Copy out every line of the records where the string "cities" occurs.
---------- Data supplied
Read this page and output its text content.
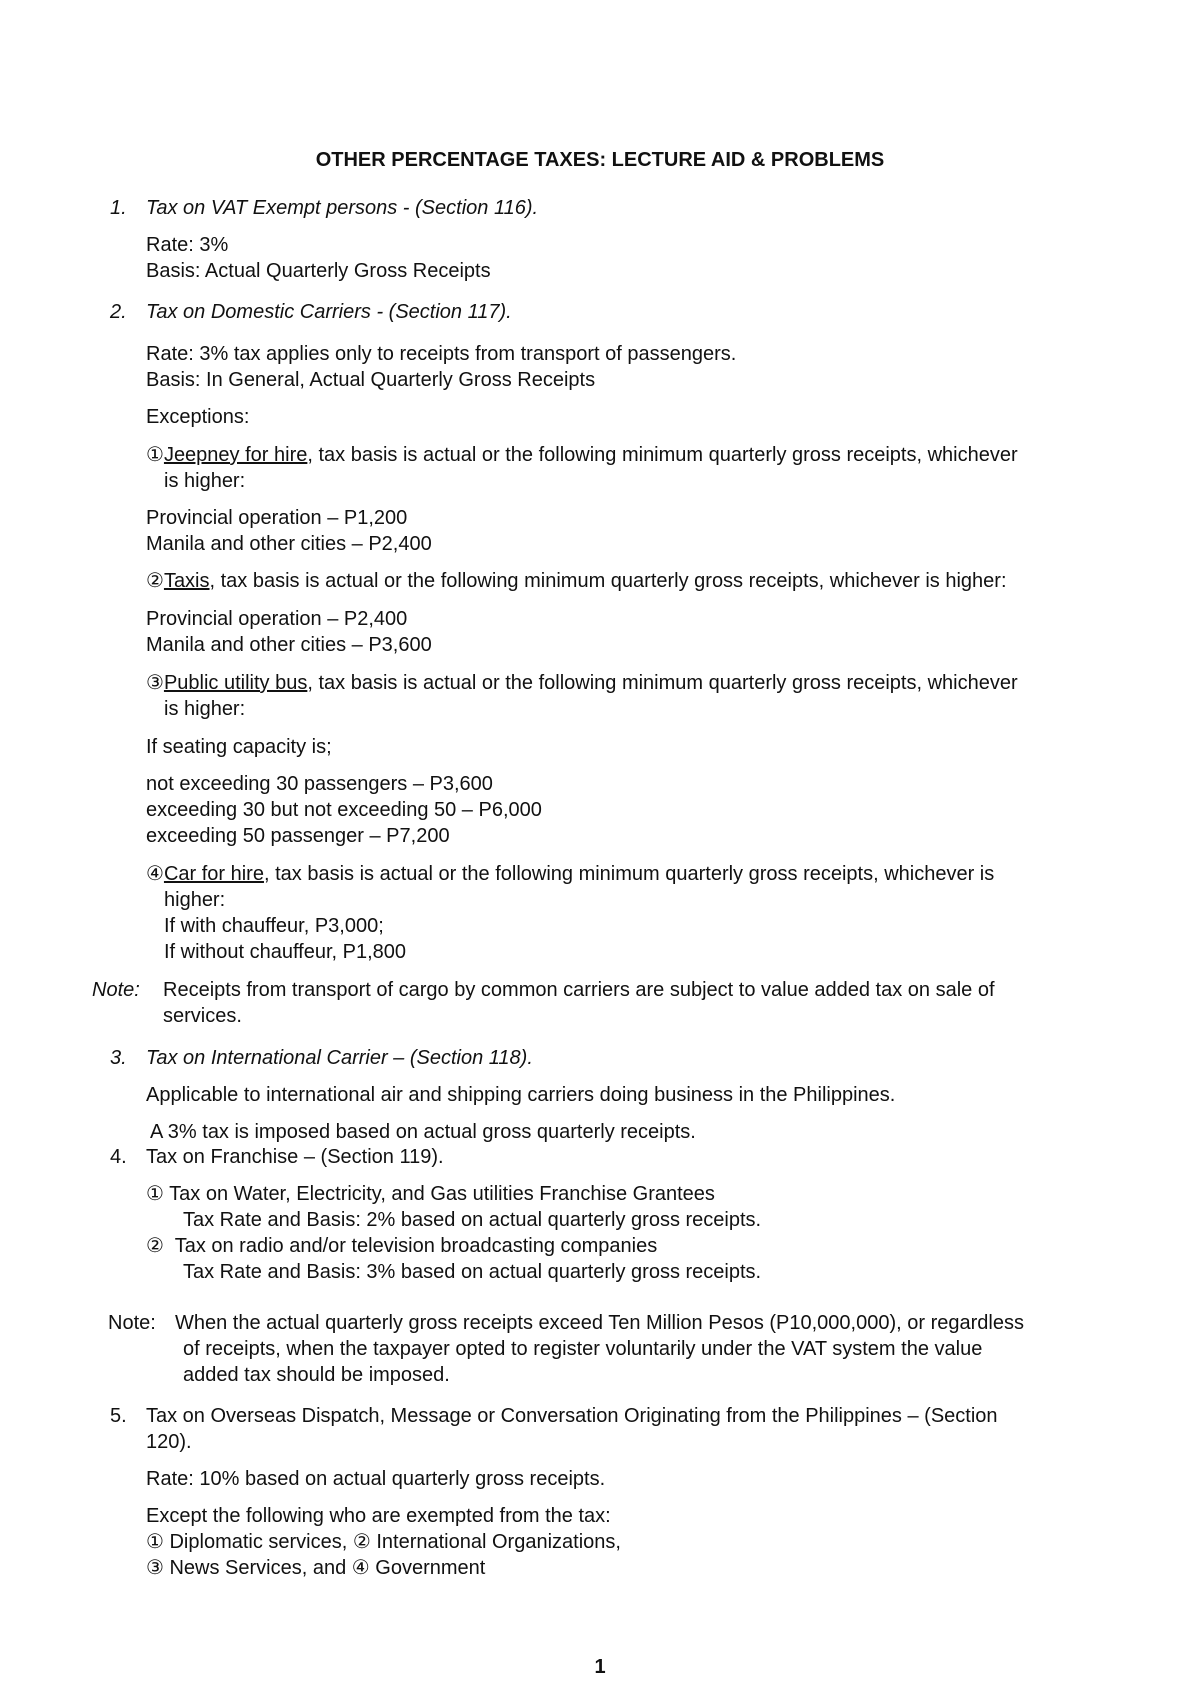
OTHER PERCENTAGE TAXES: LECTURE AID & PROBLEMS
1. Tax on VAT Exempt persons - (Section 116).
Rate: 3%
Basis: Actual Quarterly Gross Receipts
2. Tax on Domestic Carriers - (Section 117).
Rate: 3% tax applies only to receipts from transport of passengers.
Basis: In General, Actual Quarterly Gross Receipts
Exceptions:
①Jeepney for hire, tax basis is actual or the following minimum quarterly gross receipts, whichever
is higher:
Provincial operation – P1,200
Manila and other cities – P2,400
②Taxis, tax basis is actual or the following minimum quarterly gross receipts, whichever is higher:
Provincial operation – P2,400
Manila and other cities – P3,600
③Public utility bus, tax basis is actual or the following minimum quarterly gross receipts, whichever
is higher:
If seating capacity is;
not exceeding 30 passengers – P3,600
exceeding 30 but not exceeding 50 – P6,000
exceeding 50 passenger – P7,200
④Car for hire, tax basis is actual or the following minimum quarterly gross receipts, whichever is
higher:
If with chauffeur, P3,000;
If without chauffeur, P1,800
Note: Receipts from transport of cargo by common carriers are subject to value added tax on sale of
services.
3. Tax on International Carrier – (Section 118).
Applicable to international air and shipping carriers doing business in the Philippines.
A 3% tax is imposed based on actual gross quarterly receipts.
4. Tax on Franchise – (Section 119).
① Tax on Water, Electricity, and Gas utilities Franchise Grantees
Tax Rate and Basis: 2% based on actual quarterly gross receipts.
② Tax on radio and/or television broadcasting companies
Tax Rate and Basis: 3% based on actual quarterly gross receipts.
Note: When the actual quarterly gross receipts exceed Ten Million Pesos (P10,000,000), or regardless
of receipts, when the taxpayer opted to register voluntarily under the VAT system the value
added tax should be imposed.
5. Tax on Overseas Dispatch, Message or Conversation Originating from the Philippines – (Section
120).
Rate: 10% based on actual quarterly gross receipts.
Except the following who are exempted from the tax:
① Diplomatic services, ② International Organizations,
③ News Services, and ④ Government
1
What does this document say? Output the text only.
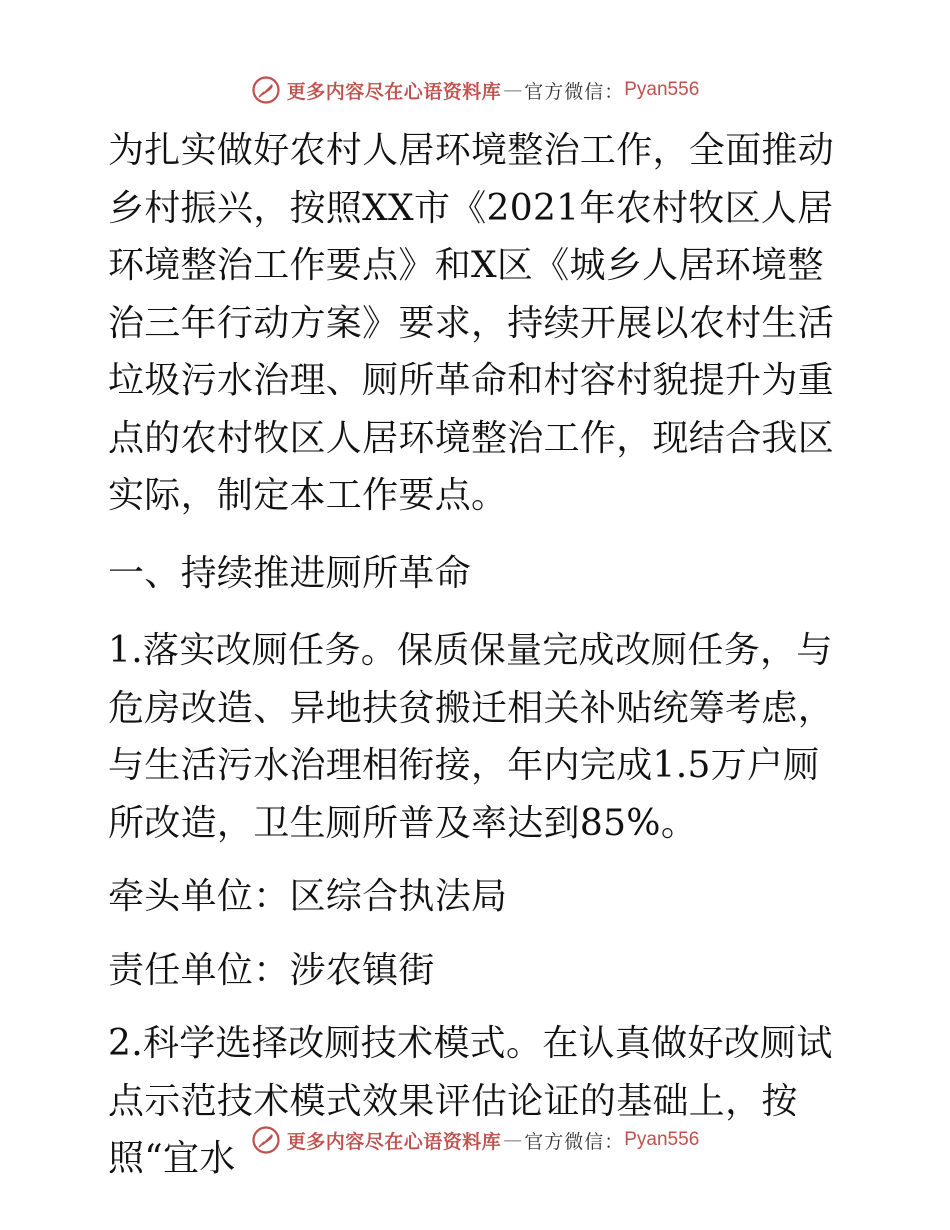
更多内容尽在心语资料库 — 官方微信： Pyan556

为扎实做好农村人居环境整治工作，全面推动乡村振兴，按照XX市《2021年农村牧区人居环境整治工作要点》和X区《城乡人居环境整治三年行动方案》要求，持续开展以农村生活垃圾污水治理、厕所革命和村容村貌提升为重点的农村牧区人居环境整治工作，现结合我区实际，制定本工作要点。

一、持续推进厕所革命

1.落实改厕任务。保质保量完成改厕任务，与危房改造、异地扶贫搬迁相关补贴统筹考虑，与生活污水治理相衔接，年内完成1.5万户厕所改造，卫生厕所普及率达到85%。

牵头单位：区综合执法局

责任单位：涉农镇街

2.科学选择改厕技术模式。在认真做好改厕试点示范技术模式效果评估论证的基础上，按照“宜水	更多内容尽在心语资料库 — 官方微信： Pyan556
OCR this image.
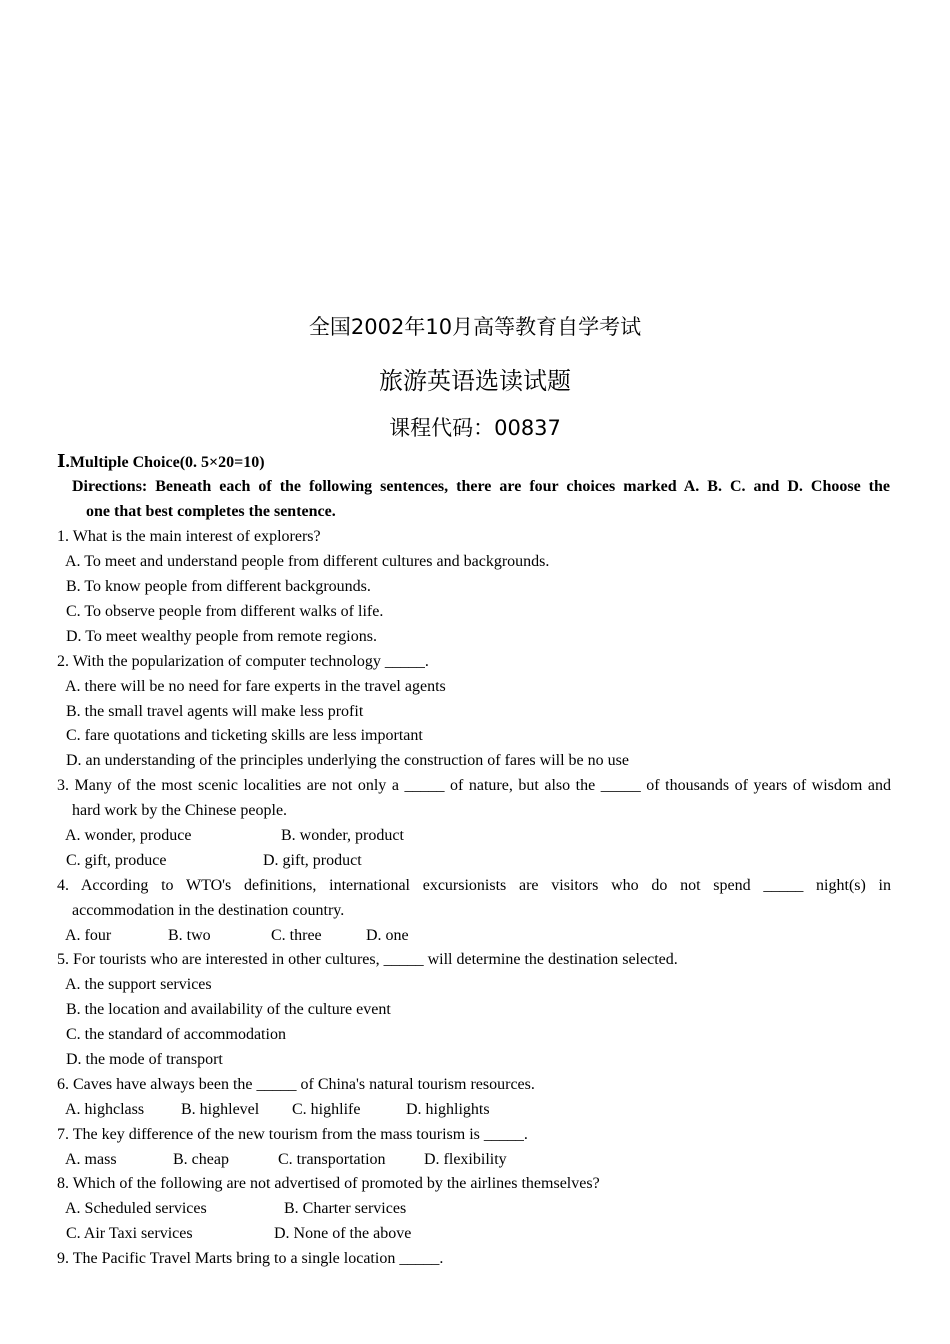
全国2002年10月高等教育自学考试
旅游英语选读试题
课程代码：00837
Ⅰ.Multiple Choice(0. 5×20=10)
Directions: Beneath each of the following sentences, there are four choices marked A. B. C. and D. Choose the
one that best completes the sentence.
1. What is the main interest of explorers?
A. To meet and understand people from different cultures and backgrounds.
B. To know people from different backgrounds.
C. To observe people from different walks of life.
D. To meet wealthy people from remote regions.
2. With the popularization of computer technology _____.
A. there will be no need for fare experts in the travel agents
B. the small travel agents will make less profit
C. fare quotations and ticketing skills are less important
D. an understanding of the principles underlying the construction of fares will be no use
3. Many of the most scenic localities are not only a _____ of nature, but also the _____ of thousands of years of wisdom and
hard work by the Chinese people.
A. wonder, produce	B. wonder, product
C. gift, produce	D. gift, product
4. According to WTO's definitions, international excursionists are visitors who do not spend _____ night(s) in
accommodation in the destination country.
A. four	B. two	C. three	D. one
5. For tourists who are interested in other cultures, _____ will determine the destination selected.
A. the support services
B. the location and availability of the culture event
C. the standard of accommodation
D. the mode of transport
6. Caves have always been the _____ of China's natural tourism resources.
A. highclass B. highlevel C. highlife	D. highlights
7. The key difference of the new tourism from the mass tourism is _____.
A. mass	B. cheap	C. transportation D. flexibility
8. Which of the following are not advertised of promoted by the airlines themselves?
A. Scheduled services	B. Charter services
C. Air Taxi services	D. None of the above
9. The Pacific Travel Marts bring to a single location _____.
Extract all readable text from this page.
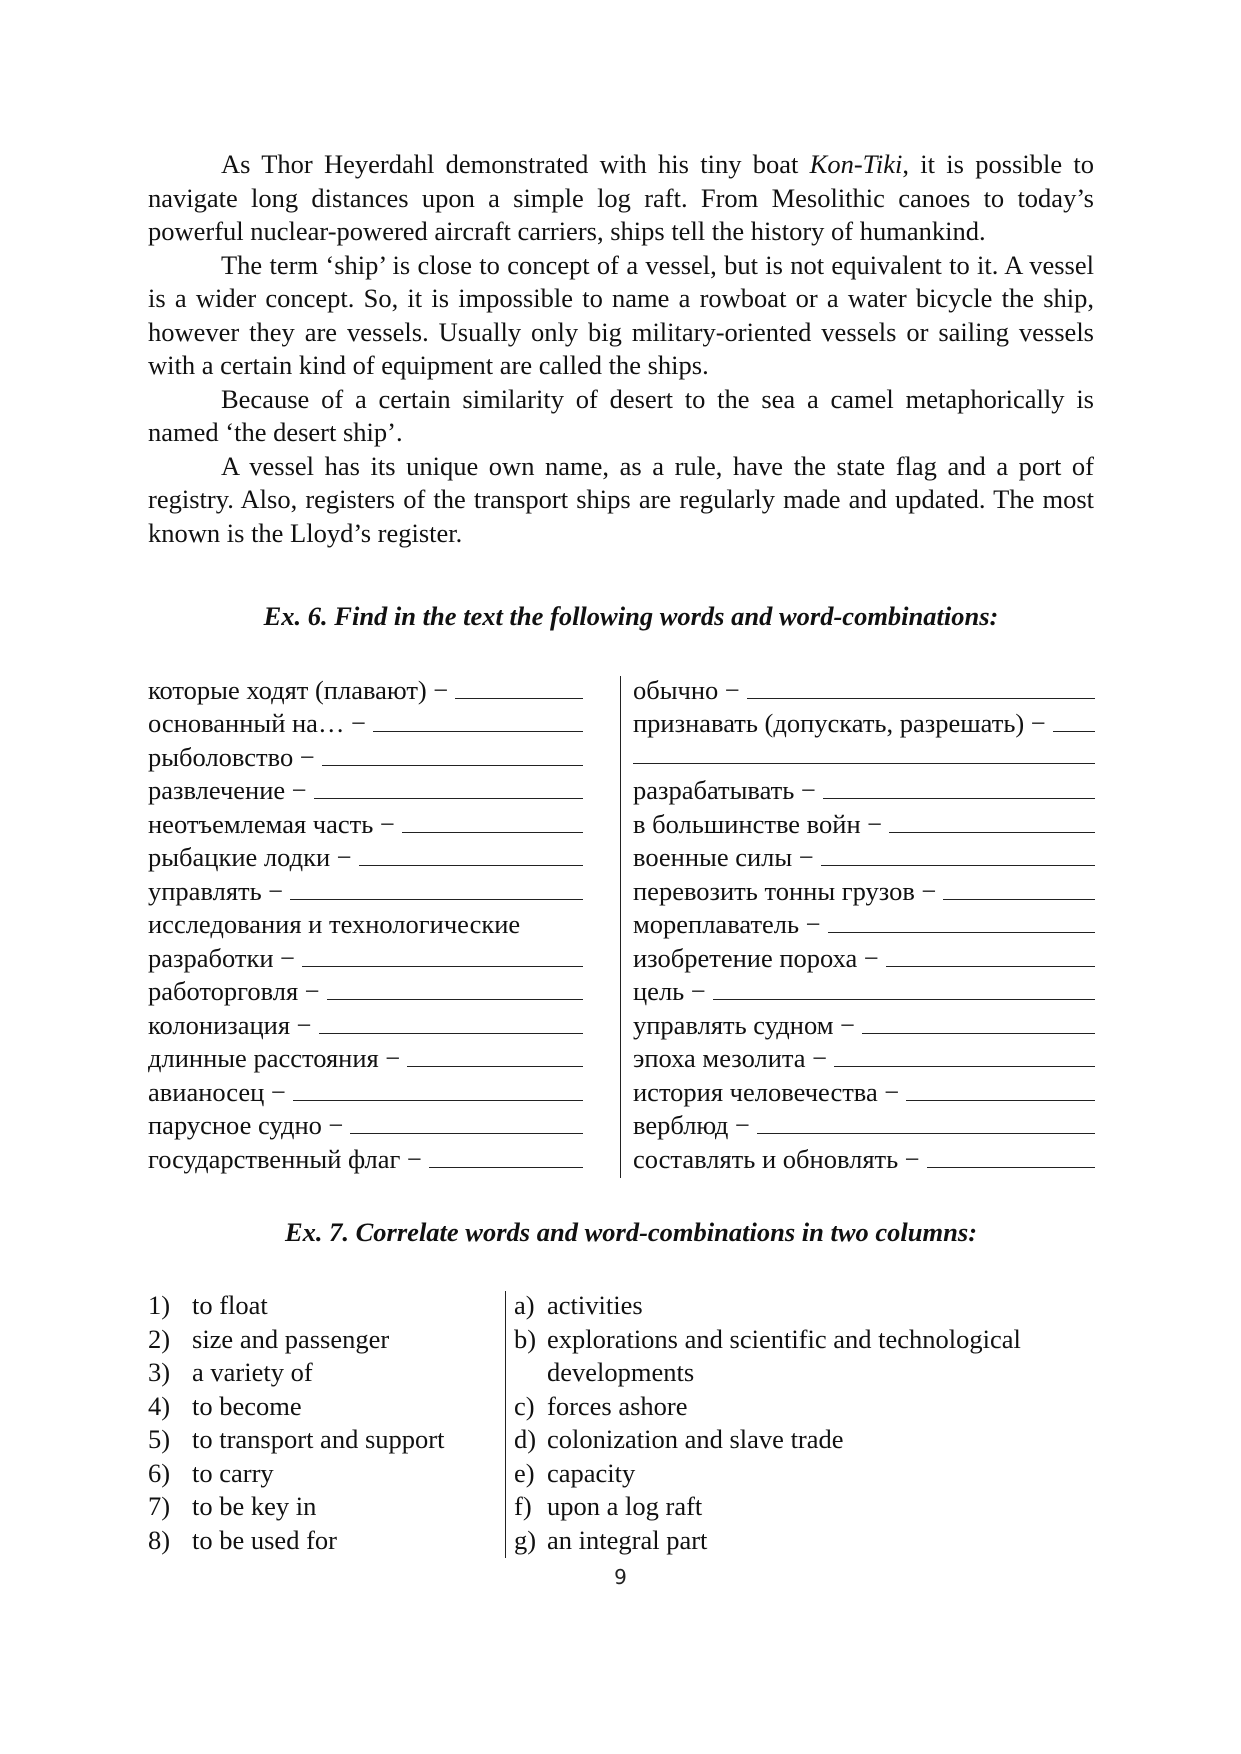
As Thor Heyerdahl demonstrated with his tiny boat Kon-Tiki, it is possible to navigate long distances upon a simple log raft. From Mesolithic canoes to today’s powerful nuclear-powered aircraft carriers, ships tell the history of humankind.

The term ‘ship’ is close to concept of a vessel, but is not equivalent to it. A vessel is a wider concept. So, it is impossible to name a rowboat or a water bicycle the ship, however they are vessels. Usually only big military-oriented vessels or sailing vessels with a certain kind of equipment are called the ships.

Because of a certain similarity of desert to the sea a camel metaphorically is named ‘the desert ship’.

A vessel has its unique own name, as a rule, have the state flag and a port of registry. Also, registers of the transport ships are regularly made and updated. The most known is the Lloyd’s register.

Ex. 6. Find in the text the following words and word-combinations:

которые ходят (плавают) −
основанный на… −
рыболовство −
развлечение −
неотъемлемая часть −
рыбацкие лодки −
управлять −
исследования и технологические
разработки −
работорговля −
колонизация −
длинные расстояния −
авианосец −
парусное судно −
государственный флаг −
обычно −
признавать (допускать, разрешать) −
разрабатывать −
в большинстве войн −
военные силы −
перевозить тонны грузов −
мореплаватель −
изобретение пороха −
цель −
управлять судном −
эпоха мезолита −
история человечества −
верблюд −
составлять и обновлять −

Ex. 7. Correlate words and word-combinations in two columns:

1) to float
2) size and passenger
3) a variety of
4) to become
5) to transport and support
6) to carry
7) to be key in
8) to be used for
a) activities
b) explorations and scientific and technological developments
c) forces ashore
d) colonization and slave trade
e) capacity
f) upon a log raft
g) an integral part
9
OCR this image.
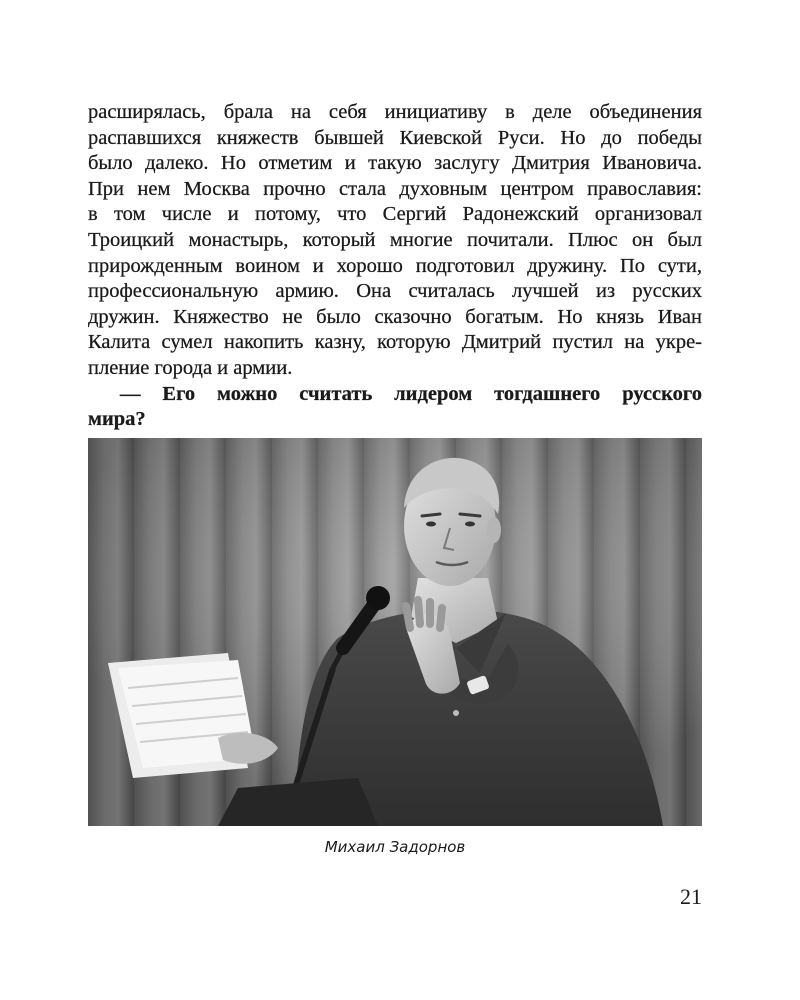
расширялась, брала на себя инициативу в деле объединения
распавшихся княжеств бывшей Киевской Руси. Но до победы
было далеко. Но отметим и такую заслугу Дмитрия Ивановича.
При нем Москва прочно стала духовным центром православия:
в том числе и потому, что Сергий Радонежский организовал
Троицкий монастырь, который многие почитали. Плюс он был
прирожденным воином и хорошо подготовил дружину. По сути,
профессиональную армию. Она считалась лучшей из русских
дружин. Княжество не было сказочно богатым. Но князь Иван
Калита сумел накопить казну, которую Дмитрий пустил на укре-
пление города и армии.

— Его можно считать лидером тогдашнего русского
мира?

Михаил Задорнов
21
--------------------
(Finished answer):
Manila and other cities – P2,400
Manila and other cities – P3,600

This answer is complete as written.